#### [Task prompt]
Your task is to give the number of lines in the listing that include "this", and nothing else.

(Chart and figure data)

= = = = = = =

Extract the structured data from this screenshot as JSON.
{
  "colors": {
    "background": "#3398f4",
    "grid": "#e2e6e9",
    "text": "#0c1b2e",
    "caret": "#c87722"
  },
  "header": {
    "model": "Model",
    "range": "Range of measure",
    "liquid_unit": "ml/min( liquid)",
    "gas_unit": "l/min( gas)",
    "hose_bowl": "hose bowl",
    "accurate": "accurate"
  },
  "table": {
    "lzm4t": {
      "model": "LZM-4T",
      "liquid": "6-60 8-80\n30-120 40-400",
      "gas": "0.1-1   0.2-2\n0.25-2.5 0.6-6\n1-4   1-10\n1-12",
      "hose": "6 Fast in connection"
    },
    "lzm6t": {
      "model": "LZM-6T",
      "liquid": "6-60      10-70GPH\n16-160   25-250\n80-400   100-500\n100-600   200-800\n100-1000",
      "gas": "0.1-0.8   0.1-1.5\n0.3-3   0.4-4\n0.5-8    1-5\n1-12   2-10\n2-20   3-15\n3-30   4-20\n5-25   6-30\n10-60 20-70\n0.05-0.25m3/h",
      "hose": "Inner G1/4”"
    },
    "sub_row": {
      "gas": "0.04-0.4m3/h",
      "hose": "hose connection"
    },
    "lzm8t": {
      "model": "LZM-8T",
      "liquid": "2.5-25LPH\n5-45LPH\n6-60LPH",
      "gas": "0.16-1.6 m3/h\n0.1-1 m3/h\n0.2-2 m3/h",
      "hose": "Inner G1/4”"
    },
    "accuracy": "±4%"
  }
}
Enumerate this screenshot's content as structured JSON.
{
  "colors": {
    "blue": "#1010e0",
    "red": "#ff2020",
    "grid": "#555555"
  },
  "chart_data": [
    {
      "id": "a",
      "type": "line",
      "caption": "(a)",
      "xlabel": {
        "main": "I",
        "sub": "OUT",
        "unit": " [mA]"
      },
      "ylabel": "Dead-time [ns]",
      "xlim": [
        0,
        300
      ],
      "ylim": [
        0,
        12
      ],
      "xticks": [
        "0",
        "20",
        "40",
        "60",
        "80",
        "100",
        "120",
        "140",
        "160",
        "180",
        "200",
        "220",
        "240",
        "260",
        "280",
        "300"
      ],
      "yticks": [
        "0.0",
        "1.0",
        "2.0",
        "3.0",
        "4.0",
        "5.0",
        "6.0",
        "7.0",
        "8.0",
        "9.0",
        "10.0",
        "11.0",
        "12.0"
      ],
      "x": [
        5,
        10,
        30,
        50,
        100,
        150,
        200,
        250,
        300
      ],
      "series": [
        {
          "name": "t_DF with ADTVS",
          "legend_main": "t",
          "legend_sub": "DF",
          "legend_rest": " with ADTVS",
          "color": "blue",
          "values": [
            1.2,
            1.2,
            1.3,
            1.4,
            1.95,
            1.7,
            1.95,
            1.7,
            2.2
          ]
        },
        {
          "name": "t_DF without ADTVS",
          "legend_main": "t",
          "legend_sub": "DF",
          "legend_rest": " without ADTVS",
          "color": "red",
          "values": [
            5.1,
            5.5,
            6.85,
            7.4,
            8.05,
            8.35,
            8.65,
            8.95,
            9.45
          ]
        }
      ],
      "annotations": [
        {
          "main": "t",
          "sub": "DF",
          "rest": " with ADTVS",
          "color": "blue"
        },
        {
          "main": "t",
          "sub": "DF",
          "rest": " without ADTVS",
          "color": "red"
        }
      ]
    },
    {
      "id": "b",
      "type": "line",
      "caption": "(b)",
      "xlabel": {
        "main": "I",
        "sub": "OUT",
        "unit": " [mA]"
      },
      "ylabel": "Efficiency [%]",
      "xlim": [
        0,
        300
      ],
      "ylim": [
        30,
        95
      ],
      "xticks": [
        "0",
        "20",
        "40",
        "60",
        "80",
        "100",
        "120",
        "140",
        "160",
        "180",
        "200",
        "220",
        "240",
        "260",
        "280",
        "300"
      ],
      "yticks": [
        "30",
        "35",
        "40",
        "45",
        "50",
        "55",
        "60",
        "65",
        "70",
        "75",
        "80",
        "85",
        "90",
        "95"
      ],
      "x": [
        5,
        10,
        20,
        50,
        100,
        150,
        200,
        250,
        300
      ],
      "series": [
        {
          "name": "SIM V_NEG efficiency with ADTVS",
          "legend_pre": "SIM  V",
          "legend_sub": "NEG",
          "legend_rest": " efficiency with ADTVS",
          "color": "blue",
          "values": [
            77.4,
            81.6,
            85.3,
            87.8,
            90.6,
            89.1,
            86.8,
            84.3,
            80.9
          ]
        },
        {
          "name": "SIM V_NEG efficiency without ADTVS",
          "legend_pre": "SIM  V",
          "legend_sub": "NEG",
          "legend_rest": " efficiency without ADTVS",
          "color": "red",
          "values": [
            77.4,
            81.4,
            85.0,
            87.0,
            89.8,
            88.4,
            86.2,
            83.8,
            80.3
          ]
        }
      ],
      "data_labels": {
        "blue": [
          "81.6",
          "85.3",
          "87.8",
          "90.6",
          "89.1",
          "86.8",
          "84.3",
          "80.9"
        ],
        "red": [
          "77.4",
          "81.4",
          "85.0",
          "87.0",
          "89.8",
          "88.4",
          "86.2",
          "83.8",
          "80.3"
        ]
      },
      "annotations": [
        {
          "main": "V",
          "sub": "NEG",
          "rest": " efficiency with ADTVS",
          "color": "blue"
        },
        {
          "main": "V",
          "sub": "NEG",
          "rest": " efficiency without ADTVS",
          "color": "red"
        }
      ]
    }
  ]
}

= = = = = = =

#### [The answer]
2